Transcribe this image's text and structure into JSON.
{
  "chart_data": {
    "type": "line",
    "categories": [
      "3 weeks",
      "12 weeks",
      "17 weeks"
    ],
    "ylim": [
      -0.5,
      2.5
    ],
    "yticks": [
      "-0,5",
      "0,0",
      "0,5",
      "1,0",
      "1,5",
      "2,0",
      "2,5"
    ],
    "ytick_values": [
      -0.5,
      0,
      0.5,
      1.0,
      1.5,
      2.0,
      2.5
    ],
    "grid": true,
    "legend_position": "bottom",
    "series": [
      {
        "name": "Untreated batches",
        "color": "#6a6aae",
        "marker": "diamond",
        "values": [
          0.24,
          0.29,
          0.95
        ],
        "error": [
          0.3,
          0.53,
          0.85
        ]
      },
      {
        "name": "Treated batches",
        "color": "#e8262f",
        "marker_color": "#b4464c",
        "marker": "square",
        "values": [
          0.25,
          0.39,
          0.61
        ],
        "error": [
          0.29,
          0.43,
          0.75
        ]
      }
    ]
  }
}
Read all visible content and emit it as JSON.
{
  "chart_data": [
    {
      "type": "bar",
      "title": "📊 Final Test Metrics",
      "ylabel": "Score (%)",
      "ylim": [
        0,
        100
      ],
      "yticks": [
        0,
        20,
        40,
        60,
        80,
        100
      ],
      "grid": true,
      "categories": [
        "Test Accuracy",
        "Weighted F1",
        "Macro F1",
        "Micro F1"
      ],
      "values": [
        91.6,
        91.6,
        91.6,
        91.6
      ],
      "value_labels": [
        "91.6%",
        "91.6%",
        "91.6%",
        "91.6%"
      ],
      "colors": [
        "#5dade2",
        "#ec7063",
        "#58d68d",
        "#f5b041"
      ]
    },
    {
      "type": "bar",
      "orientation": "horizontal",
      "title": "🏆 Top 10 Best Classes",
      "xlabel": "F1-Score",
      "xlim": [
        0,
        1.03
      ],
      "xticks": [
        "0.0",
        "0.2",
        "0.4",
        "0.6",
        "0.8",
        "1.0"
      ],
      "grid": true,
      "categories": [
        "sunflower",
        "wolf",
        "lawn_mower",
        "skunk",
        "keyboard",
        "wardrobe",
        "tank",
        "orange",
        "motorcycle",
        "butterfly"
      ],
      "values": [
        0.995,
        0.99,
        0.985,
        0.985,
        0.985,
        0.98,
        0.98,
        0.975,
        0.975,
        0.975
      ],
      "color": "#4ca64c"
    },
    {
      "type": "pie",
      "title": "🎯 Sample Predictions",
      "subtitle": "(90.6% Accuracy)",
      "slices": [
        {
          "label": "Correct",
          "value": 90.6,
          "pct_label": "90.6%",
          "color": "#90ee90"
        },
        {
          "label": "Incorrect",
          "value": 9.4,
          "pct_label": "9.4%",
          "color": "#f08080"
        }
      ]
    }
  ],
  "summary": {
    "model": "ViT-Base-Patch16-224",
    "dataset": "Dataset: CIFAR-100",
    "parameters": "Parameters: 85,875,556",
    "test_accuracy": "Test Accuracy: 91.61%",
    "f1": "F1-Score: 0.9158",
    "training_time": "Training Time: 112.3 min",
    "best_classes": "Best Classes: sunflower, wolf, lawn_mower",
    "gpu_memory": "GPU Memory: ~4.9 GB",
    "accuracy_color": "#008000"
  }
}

********************

THE REQUEST:
Restate every entry word for word.

WORKED ANSWER:
Transcribe this image's text and structure into JSON.
{
  "chart_data": {
    "type": "line",
    "categories": [
      "3 weeks",
      "12 weeks",
      "17 weeks"
    ],
    "ylim": [
      -0.5,
      2.5
    ],
    "yticks": [
      "-0,5",
      "0,0",
      "0,5",
      "1,0",
      "1,5",
      "2,0",
      "2,5"
    ],
    "ytick_values": [
      -0.5,
      0,
      0.5,
      1.0,
      1.5,
      2.0,
      2.5
    ],
    "grid": true,
    "legend_position": "bottom",
    "series": [
      {
        "name": "Untreated batches",
        "color": "#6a6aae",
        "marker": "diamond",
        "values": [
          0.24,
          0.29,
          0.95
        ],
        "error": [
          0.3,
          0.53,
          0.85
        ]
      },
      {
        "name": "Treated batches",
        "color": "#e8262f",
        "marker_color": "#b4464c",
        "marker": "square",
        "values": [
          0.25,
          0.39,
          0.61
        ],
        "error": [
          0.29,
          0.43,
          0.75
        ]
      }
    ]
  }
}
Read all visible content and emit it as JSON.
{
  "chart_data": [
    {
      "type": "bar",
      "title": "📊 Final Test Metrics",
      "ylabel": "Score (%)",
      "ylim": [
        0,
        100
      ],
      "yticks": [
        0,
        20,
        40,
        60,
        80,
        100
      ],
      "grid": true,
      "categories": [
        "Test Accuracy",
        "Weighted F1",
        "Macro F1",
        "Micro F1"
      ],
      "values": [
        91.6,
        91.6,
        91.6,
        91.6
      ],
      "value_labels": [
        "91.6%",
        "91.6%",
        "91.6%",
        "91.6%"
      ],
      "colors": [
        "#5dade2",
        "#ec7063",
        "#58d68d",
        "#f5b041"
      ]
    },
    {
      "type": "bar",
      "orientation": "horizontal",
      "title": "🏆 Top 10 Best Classes",
      "xlabel": "F1-Score",
      "xlim": [
        0,
        1.03
      ],
      "xticks": [
        "0.0",
        "0.2",
        "0.4",
        "0.6",
        "0.8",
        "1.0"
      ],
      "grid": true,
      "categories": [
        "sunflower",
        "wolf",
        "lawn_mower",
        "skunk",
        "keyboard",
        "wardrobe",
        "tank",
        "orange",
        "motorcycle",
        "butterfly"
      ],
      "values": [
        0.995,
        0.99,
        0.985,
        0.985,
        0.985,
        0.98,
        0.98,
        0.975,
        0.975,
        0.975
      ],
      "color": "#4ca64c"
    },
    {
      "type": "pie",
      "title": "🎯 Sample Predictions",
      "subtitle": "(90.6% Accuracy)",
      "slices": [
        {
          "label": "Correct",
          "value": 90.6,
          "pct_label": "90.6%",
          "color": "#90ee90"
        },
        {
          "label": "Incorrect",
          "value": 9.4,
          "pct_label": "9.4%",
          "color": "#f08080"
        }
      ]
    }
  ],
  "summary": {
    "model": "ViT-Base-Patch16-224",
    "dataset": "Dataset: CIFAR-100",
    "parameters": "Parameters: 85,875,556",
    "test_accuracy": "Test Accuracy: 91.61%",
    "f1": "F1-Score: 0.9158",
    "training_time": "Training Time: 112.3 min",
    "best_classes": "Best Classes: sunflower, wolf, lawn_mower",
    "gpu_memory": "GPU Memory: ~4.9 GB",
    "accuracy_color": "#008000"
  }
}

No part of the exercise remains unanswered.